**Your task**. Give, as a bare number, the count of lines that contain the word "Итого".

=-=-=

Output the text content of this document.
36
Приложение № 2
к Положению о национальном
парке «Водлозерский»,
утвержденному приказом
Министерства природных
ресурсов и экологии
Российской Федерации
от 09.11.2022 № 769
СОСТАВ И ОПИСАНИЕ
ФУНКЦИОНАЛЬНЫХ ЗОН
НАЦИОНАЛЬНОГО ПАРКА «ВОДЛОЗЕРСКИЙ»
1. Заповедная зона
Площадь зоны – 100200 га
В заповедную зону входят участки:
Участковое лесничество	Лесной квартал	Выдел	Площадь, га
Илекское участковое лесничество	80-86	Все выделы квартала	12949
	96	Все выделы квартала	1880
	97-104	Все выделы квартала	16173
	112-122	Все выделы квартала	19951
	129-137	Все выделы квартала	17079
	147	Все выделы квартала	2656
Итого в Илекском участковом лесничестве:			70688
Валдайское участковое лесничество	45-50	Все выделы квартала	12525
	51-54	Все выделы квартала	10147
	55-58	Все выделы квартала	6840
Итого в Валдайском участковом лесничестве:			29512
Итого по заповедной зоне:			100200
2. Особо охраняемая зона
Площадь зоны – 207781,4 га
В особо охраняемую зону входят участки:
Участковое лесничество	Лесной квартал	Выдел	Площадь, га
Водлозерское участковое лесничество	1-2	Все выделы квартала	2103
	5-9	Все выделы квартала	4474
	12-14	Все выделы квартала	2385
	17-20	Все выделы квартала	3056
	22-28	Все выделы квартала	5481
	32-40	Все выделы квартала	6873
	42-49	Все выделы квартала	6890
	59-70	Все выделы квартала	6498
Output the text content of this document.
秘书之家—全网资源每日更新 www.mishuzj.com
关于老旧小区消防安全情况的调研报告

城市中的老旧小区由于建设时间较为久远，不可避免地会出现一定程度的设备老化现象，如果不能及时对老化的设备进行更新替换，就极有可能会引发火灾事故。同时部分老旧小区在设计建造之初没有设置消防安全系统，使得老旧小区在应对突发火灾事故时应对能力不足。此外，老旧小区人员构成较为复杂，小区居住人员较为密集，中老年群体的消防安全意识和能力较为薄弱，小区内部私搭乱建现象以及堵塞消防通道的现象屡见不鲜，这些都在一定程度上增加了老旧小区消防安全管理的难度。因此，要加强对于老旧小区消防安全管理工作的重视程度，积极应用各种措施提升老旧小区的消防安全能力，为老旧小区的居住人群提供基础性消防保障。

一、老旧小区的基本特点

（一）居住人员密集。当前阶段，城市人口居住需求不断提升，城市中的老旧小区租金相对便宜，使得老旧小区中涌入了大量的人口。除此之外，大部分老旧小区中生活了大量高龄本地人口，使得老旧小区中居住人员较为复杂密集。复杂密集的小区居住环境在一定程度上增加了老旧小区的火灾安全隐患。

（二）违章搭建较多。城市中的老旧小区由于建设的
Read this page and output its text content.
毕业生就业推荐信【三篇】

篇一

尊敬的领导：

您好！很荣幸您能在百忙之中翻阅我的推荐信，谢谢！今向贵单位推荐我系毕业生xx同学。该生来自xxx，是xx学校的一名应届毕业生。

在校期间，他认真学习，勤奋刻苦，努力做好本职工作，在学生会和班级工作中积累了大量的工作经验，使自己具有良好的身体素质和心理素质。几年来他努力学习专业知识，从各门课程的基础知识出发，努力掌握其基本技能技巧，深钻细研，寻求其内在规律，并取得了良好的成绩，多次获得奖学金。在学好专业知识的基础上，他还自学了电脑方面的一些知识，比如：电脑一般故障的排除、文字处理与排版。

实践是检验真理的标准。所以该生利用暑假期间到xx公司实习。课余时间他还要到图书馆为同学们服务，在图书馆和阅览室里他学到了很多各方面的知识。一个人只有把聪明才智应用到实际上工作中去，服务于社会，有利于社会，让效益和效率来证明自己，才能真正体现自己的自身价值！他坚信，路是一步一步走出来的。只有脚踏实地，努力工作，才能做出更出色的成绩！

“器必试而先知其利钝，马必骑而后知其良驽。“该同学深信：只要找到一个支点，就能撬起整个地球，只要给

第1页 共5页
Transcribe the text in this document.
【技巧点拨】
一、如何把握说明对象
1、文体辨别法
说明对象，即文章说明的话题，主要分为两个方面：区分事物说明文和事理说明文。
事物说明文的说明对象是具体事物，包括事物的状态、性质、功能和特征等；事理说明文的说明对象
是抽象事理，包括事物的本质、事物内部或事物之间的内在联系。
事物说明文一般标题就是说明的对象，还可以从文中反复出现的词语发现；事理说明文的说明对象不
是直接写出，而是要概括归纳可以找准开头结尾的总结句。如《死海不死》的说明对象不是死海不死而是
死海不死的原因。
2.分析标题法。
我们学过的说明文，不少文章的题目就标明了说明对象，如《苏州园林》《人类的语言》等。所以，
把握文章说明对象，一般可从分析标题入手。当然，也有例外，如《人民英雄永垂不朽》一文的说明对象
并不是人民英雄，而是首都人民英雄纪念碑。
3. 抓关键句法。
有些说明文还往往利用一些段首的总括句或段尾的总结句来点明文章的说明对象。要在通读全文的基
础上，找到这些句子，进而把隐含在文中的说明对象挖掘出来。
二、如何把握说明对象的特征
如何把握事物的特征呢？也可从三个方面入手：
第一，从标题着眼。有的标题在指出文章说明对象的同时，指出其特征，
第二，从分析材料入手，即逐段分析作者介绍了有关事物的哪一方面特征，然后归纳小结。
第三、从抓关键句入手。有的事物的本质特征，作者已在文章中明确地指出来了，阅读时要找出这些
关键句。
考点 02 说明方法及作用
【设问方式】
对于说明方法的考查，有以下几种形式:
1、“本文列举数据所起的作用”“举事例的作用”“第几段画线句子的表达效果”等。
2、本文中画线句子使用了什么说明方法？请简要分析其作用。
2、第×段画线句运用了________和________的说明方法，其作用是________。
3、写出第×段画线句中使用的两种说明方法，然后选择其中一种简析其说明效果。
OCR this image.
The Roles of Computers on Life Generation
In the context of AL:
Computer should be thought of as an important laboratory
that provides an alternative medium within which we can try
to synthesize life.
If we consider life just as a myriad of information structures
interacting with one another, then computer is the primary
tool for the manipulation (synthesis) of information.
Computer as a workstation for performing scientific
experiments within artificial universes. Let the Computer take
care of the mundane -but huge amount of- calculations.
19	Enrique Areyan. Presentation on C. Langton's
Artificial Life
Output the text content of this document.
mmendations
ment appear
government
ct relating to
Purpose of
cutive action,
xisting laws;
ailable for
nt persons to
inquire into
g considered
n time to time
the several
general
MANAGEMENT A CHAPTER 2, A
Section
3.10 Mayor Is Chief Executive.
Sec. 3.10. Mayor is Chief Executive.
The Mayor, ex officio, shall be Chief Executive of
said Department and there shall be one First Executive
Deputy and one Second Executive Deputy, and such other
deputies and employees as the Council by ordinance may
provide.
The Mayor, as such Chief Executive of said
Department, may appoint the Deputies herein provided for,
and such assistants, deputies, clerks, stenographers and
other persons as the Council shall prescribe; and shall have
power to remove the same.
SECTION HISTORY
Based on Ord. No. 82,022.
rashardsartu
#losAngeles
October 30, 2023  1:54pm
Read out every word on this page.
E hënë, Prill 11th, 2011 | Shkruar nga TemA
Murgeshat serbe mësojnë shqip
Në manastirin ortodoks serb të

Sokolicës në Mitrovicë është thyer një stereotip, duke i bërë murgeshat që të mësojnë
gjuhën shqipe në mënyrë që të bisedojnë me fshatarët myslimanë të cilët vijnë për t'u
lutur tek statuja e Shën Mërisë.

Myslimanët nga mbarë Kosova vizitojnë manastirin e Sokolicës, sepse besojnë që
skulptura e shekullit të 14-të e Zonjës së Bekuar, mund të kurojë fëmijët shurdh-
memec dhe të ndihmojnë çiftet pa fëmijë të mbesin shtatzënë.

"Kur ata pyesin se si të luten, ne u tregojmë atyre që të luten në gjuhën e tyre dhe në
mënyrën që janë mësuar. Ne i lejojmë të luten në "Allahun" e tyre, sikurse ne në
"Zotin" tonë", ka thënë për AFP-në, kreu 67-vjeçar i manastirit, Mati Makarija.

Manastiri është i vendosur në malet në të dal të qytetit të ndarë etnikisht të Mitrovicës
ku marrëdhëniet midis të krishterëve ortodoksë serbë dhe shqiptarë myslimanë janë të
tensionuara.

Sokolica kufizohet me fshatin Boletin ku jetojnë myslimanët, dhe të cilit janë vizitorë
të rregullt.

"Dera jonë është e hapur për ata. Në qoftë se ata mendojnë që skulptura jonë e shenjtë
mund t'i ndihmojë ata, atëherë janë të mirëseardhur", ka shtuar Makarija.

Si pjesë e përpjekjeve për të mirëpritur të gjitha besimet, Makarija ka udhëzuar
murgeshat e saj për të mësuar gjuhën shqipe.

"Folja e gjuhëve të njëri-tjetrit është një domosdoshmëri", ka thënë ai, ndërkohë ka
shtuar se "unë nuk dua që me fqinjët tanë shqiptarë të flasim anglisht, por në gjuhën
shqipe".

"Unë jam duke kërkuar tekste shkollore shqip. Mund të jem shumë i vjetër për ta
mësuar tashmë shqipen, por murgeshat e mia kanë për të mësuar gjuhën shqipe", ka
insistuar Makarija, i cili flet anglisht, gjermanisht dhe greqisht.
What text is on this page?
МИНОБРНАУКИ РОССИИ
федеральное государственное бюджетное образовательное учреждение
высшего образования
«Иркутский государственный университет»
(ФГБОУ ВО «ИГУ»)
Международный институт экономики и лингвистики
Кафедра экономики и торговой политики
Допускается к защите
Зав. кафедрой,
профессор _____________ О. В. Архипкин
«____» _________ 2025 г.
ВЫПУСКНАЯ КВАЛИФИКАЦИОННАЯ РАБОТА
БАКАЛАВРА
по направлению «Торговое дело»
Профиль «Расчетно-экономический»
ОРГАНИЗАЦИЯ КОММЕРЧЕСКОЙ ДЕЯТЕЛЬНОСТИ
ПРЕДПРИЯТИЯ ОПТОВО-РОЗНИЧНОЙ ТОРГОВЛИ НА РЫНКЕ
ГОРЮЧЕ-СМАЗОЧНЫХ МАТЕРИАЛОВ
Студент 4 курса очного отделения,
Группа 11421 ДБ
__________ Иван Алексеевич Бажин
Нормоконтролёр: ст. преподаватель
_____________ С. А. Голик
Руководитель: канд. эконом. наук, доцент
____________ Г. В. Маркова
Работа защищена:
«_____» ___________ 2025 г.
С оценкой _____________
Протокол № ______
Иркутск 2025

=-=-=

**The output**. 3